* [INSTRUCTIONS FOR THE TASK] Answer with a single number: the count of lines that hold "город".

━━━ THE RECORDS

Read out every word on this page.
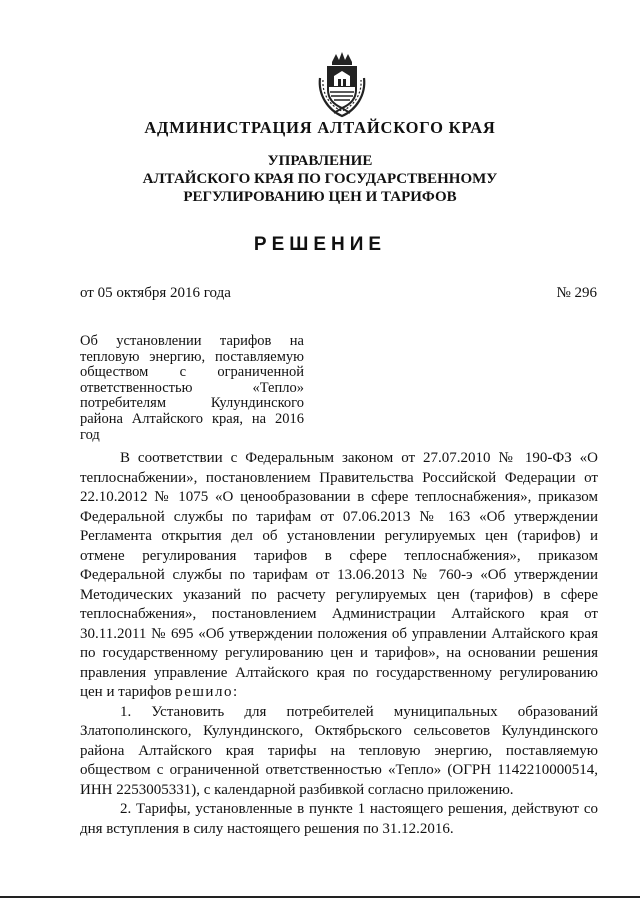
АДМИНИСТРАЦИЯ АЛТАЙСКОГО КРАЯ
УПРАВЛЕНИЕ
АЛТАЙСКОГО КРАЯ ПО ГОСУДАРСТВЕННОМУ
РЕГУЛИРОВАНИЮ ЦЕН И ТАРИФОВ
РЕШЕНИЕ
от 05 октября 2016 года	№ 296
Об установлении тарифов на тепловую энергию, поставляемую обществом с ограниченной ответственностью «Тепло» потребителям Кулундинского района Алтайского края, на 2016
год

В соответствии с Федеральным законом от 27.07.2010 № 190-ФЗ «О теплоснабжении», постановлением Правительства Российской Федерации от 22.10.2012 № 1075 «О ценообразовании в сфере теплоснабжения», приказом Федеральной службы по тарифам от 07.06.2013 № 163 «Об утверждении Регламента открытия дел об установлении регулируемых цен (тарифов) и отмене регулирования тарифов в сфере теплоснабжения», приказом Федеральной службы по тарифам от 13.06.2013 № 760-э «Об утверждении Методических указаний по расчету регулируемых цен (тарифов) в сфере теплоснабжения», постановлением Администрации Алтайского края от 30.11.2011 № 695 «Об утверждении положения об управлении Алтайского края по государственному регулированию цен и тарифов», на основании решения правления управление Алтайского края по государственному регулированию цен и тарифов решило:

1. Установить для потребителей муниципальных образований Златополинского, Кулундинского, Октябрьского сельсоветов Кулундинского района Алтайского края тарифы на тепловую энергию, поставляемую обществом с ограниченной ответственностью «Тепло» (ОГРН 1142210000514, ИНН 2253005331), с календарной разбивкой согласно приложению.

2. Тарифы, установленные в пункте 1 настоящего решения, действуют со дня вступления в силу настоящего решения по 31.12.2016.
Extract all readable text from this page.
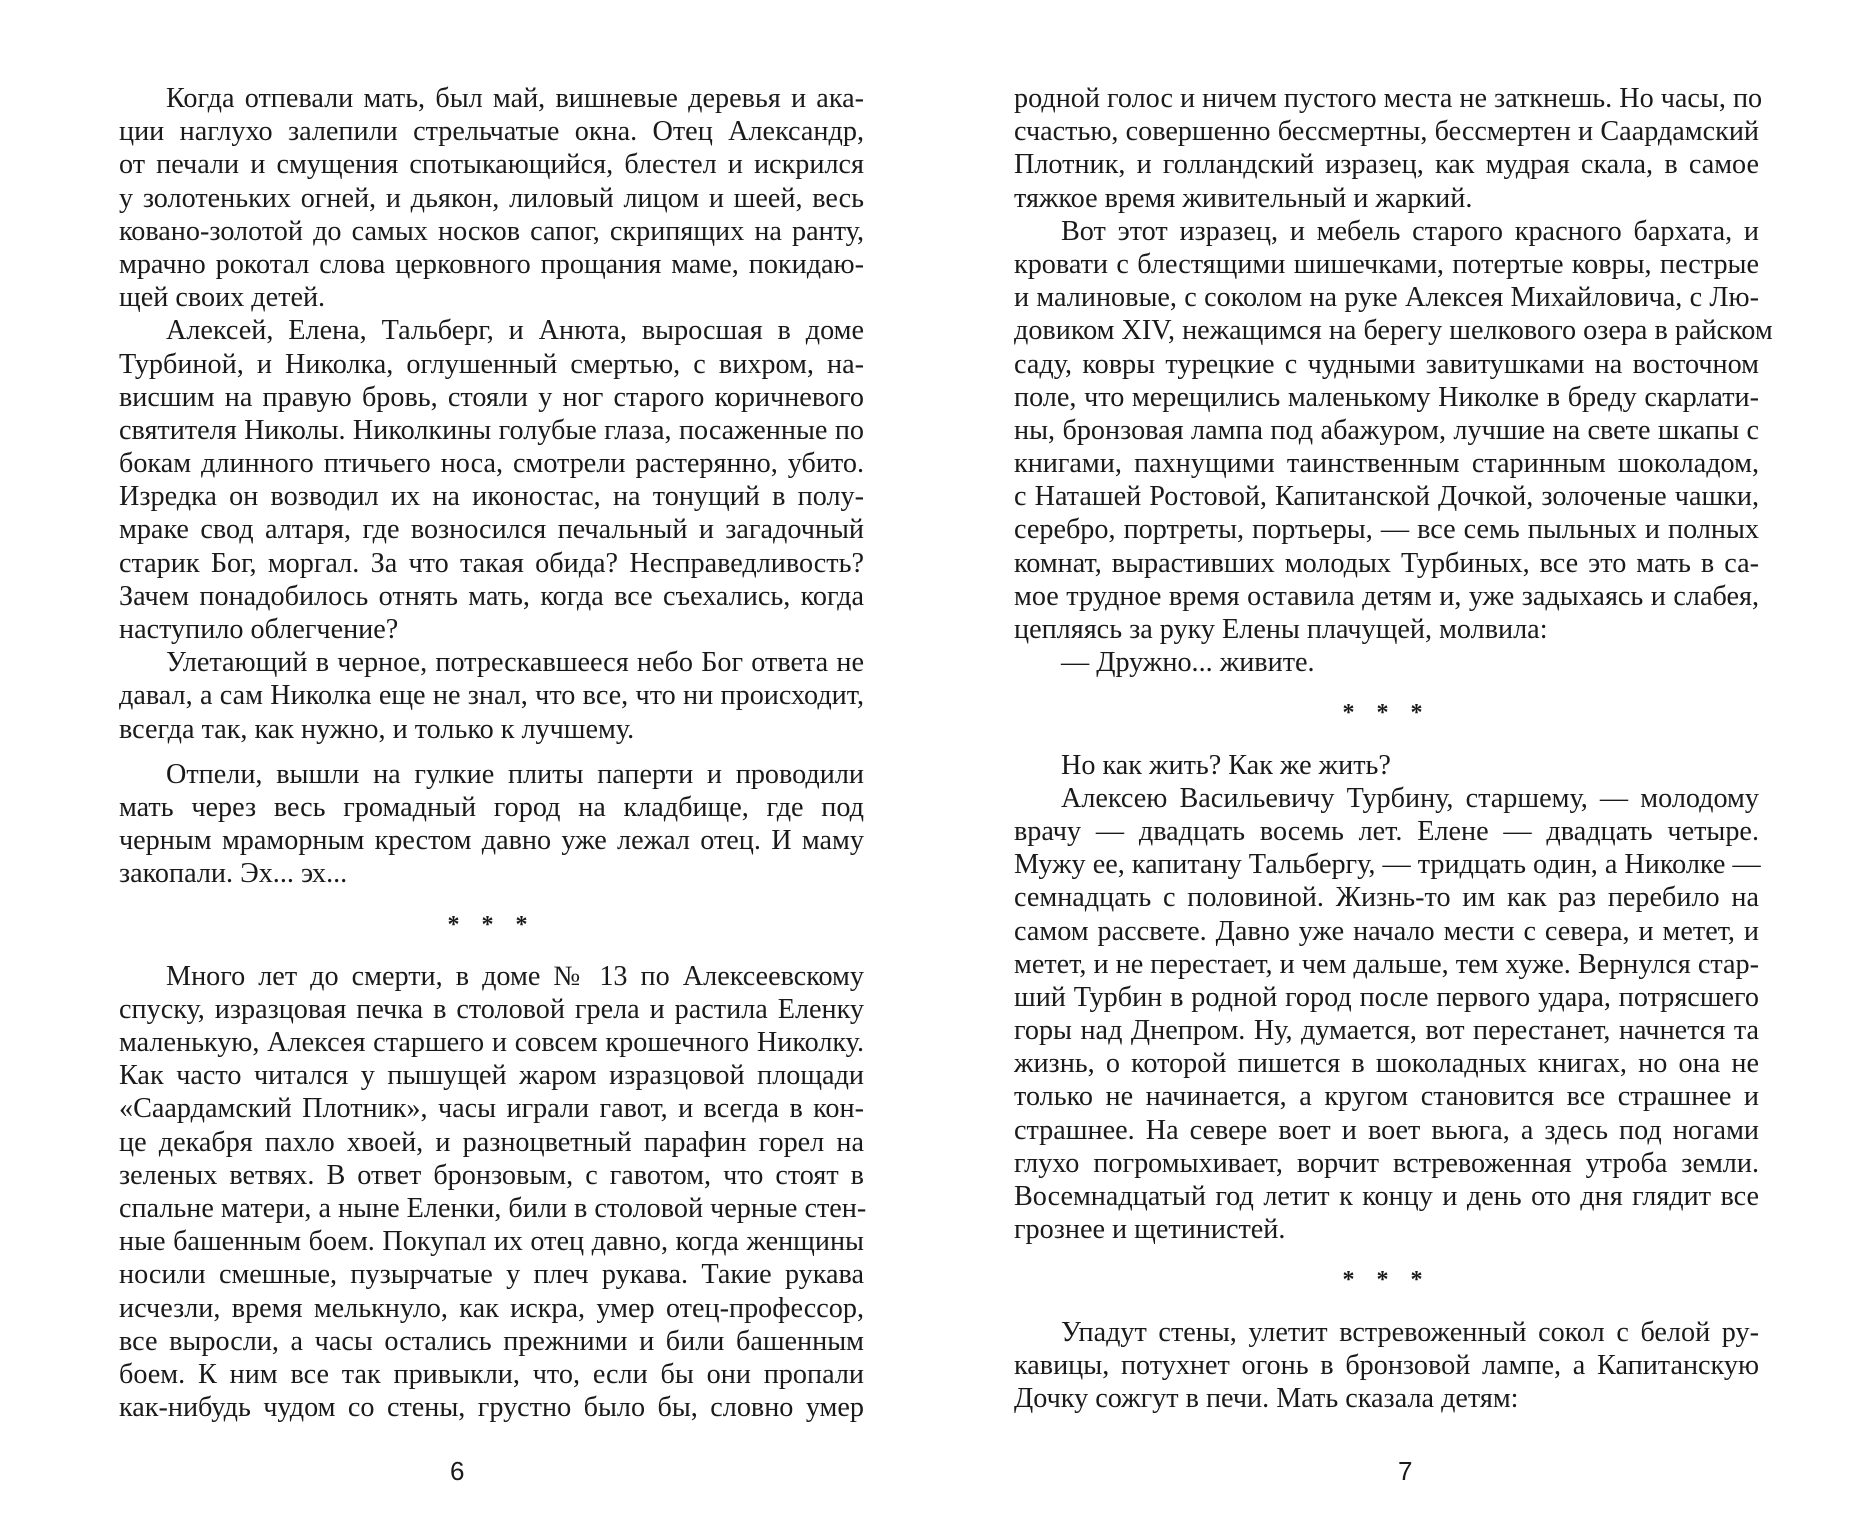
Когда отпевали мать, был май, вишневые деревья и ака-
ции наглухо залепили стрельчатые окна. Отец Александр,
от печали и смущения спотыкающийся, блестел и искрился
у золотеньких огней, и дьякон, лиловый лицом и шеей, весь
ковано-золотой до самых носков сапог, скрипящих на ранту,
мрачно рокотал слова церковного прощания маме, покидаю-
щей своих детей.
Алексей, Елена, Тальберг, и Анюта, выросшая в доме
Турбиной, и Николка, оглушенный смертью, с вихром, на-
висшим на правую бровь, стояли у ног старого коричневого
святителя Николы. Николкины голубые глаза, посаженные по
бокам длинного птичьего носа, смотрели растерянно, убито.
Изредка он возводил их на иконостас, на тонущий в полу-
мраке свод алтаря, где возносился печальный и загадочный
старик Бог, моргал. За что такая обида? Несправедливость?
Зачем понадобилось отнять мать, когда все съехались, когда
наступило облегчение?
Улетающий в черное, потрескавшееся небо Бог ответа не
давал, а сам Николка еще не знал, что все, что ни происходит,
всегда так, как нужно, и только к лучшему.
Отпели, вышли на гулкие плиты паперти и проводили
мать через весь громадный город на кладбище, где под
черным мраморным крестом давно уже лежал отец. И маму
закопали. Эх... эх...
* * *
Много лет до смерти, в доме № 13 по Алексеевскому
спуску, изразцовая печка в столовой грела и растила Еленку
маленькую, Алексея старшего и совсем крошечного Николку.
Как часто читался у пышущей жаром изразцовой площади
«Саардамский Плотник», часы играли гавот, и всегда в кон-
це декабря пахло хвоей, и разноцветный парафин горел на
зеленых ветвях. В ответ бронзовым, с гавотом, что стоят в
спальне матери, а ныне Еленки, били в столовой черные стен-
ные башенным боем. Покупал их отец давно, когда женщины
носили смешные, пузырчатые у плеч рукава. Такие рукава
исчезли, время мелькнуло, как искра, умер отец-профессор,
все выросли, а часы остались прежними и били башенным
боем. К ним все так привыкли, что, если бы они пропали
как-нибудь чудом со стены, грустно было бы, словно умер
родной голос и ничем пустого места не заткнешь. Но часы, по
счастью, совершенно бессмертны, бессмертен и Саардамский
Плотник, и голландский изразец, как мудрая скала, в самое
тяжкое время живительный и жаркий.
Вот этот изразец, и мебель старого красного бархата, и
кровати с блестящими шишечками, потертые ковры, пестрые
и малиновые, с соколом на руке Алексея Михайловича, с Лю-
довиком XIV, нежащимся на берегу шелкового озера в райском
саду, ковры турецкие с чудными завитушками на восточном
поле, что мерещились маленькому Николке в бреду скарлати-
ны, бронзовая лампа под абажуром, лучшие на свете шкапы с
книгами, пахнущими таинственным старинным шоколадом,
с Наташей Ростовой, Капитанской Дочкой, золоченые чашки,
серебро, портреты, портьеры, — все семь пыльных и полных
комнат, вырастивших молодых Турбиных, все это мать в са-
мое трудное время оставила детям и, уже задыхаясь и слабея,
цепляясь за руку Елены плачущей, молвила:
— Дружно... живите.
* * *
Но как жить? Как же жить?
Алексею Васильевичу Турбину, старшему, — молодому
врачу — двадцать восемь лет. Елене — двадцать четыре.
Мужу ее, капитану Тальбергу, — тридцать один, а Николке —
семнадцать с половиной. Жизнь-то им как раз перебило на
самом рассвете. Давно уже начало мести с севера, и метет, и
метет, и не перестает, и чем дальше, тем хуже. Вернулся стар-
ший Турбин в родной город после первого удара, потрясшего
горы над Днепром. Ну, думается, вот перестанет, начнется та
жизнь, о которой пишется в шоколадных книгах, но она не
только не начинается, а кругом становится все страшнее и
страшнее. На севере воет и воет вьюга, а здесь под ногами
глухо погромыхивает, ворчит встревоженная утроба земли.
Восемнадцатый год летит к концу и день ото дня глядит все
грознее и щетинистей.
* * *
Упадут стены, улетит встревоженный сокол с белой ру-
кавицы, потухнет огонь в бронзовой лампе, а Капитанскую
Дочку сожгут в печи. Мать сказала детям:
6	7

━━━━━━

* [RESULT FOR THIS EXERCISE] 2